**Instructions for the task**
Return all lines that include the string "text".

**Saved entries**
---------------
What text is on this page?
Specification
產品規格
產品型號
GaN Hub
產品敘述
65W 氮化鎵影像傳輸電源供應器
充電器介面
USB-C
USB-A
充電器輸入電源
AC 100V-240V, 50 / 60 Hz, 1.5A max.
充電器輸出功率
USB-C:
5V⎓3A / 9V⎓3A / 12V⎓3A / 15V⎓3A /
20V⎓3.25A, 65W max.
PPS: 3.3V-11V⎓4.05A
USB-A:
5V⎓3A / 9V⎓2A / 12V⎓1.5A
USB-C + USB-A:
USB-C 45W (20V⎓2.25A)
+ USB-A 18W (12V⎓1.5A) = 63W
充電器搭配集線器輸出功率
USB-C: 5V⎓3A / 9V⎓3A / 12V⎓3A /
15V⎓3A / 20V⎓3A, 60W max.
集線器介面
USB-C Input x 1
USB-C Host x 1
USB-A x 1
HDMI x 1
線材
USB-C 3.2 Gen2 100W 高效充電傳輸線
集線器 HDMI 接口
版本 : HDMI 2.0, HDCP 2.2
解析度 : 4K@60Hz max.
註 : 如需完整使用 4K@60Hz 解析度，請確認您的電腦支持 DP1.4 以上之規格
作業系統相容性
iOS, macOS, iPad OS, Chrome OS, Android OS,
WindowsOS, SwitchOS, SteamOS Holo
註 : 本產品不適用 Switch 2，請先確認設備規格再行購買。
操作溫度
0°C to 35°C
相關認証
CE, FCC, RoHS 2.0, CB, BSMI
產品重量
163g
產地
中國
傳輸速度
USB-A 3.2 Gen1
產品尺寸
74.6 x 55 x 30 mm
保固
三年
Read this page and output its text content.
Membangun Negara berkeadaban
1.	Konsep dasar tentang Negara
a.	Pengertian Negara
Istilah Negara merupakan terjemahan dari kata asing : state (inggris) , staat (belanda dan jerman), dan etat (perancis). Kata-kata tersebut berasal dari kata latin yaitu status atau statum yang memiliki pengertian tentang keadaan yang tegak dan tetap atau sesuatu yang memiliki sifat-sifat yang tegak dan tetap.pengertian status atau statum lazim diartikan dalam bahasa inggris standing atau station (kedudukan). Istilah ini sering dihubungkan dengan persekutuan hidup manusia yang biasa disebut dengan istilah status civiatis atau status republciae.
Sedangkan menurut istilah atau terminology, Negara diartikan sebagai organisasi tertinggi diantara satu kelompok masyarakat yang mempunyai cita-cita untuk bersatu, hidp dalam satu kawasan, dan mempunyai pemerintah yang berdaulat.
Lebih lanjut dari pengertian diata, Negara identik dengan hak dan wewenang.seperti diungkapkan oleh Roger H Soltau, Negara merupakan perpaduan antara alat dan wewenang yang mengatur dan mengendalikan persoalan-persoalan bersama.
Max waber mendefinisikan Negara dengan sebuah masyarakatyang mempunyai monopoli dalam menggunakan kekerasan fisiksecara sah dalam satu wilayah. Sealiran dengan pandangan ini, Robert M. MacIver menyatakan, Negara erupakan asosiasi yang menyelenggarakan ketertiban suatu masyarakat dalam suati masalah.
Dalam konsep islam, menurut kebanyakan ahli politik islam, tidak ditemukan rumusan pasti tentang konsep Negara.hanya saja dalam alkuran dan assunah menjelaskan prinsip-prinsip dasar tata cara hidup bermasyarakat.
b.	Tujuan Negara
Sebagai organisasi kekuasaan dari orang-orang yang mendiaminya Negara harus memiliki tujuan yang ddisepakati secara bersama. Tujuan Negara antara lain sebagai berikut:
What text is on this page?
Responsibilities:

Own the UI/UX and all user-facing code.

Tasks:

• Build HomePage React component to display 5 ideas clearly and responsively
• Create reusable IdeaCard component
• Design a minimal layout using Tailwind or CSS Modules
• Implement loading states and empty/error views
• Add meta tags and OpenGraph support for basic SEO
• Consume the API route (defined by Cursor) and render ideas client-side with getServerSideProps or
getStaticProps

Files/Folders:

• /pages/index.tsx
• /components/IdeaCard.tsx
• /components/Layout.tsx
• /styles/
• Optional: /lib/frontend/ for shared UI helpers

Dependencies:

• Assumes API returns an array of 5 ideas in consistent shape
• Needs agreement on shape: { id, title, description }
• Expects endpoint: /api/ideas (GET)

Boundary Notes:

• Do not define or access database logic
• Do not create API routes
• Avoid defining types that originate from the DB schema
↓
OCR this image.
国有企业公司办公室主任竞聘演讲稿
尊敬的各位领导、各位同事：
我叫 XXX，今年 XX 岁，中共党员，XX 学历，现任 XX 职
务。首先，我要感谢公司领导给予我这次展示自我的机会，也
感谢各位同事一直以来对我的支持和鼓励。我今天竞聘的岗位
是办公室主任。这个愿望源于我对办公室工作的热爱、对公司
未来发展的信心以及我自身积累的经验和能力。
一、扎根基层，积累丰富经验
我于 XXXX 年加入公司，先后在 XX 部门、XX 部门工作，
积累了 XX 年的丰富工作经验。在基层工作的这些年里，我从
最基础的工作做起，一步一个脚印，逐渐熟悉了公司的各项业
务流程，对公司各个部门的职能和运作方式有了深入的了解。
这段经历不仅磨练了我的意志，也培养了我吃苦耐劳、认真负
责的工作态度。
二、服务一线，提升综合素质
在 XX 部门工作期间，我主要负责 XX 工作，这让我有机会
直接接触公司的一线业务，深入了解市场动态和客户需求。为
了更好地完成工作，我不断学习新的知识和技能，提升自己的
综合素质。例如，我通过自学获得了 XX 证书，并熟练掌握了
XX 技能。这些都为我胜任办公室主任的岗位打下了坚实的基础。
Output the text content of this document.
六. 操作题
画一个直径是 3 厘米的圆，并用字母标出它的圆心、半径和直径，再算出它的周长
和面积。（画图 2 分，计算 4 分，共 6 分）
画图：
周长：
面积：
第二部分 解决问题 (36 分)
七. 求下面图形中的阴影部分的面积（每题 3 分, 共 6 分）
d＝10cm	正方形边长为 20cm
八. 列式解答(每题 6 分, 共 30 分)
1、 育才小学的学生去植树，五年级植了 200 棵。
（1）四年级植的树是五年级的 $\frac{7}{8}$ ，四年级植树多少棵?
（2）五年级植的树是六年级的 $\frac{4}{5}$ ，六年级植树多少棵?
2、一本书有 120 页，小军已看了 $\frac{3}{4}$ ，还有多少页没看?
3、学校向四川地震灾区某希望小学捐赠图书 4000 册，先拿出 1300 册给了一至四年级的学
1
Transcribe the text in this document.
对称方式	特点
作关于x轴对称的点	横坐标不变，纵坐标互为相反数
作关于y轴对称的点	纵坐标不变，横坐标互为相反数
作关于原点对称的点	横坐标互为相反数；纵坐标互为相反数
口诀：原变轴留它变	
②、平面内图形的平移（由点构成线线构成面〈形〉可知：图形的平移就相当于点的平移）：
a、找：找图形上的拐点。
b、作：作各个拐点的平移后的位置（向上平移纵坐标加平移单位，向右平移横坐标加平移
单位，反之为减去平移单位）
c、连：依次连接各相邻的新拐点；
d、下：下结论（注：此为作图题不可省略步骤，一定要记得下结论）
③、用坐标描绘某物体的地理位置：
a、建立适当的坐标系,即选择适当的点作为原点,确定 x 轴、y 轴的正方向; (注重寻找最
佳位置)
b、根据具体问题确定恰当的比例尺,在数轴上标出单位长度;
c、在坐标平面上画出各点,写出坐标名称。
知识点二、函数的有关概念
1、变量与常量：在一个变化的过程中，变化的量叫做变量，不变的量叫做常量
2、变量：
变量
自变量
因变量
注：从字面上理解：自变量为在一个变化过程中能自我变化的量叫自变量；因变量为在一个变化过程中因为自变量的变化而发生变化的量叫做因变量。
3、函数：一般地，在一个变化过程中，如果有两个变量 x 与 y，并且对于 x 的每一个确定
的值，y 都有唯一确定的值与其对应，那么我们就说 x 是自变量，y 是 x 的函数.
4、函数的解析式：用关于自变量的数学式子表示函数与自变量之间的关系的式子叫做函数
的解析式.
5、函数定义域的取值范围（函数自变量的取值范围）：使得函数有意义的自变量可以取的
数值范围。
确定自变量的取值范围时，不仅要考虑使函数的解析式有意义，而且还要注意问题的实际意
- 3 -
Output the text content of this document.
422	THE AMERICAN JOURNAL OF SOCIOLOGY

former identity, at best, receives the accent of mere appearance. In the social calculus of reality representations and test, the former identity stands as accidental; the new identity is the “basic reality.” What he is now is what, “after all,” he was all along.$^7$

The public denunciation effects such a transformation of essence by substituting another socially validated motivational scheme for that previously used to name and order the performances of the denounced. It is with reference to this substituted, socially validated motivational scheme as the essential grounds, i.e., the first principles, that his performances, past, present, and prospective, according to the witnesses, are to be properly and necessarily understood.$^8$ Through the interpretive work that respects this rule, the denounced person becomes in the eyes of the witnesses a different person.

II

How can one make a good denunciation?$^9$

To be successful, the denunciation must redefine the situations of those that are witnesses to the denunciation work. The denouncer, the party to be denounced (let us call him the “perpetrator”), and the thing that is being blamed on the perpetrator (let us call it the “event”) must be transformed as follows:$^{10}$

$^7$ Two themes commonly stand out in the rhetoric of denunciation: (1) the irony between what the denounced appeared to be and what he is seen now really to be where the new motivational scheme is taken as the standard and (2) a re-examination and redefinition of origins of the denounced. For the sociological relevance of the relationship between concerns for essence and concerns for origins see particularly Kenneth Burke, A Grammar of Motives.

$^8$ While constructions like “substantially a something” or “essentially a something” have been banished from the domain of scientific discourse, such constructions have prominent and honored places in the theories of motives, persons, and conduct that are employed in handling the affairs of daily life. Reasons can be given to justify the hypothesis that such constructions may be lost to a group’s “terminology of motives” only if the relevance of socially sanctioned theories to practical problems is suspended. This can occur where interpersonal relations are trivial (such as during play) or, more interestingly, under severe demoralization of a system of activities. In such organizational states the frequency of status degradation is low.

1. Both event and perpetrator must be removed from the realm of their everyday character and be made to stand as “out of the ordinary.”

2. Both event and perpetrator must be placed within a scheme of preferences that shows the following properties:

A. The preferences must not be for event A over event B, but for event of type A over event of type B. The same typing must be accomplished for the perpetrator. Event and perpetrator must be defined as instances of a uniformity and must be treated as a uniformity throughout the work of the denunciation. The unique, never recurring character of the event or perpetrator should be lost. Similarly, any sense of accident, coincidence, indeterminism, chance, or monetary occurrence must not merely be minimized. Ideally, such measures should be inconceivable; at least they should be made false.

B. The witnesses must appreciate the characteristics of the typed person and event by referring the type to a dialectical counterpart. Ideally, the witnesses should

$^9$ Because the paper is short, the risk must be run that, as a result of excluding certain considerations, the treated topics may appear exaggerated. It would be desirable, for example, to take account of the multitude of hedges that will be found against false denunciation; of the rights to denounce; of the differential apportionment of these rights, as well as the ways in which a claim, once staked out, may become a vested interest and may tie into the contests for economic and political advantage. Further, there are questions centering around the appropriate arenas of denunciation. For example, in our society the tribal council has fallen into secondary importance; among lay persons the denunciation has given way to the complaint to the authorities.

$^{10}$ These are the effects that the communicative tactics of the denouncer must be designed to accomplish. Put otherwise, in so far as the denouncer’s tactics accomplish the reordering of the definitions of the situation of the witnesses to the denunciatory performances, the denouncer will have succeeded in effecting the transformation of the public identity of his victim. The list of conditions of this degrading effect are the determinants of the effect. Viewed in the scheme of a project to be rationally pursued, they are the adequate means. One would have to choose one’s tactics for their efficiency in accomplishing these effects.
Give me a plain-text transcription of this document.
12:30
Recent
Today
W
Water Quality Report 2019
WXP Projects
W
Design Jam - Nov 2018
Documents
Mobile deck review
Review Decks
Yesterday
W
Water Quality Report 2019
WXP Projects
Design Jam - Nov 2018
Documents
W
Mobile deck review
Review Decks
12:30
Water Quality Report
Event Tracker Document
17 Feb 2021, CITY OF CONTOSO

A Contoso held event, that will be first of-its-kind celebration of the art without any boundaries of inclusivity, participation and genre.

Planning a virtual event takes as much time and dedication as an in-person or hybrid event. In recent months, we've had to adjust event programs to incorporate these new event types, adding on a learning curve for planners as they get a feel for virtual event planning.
---------------
**Right answer**
What text is on this page?
Read this page and output its text content.
What text is on this page?
Output the text content of this document.
Transcribe the text in this document.
Output the text content of this document.
Give me a plain-text transcription of this document.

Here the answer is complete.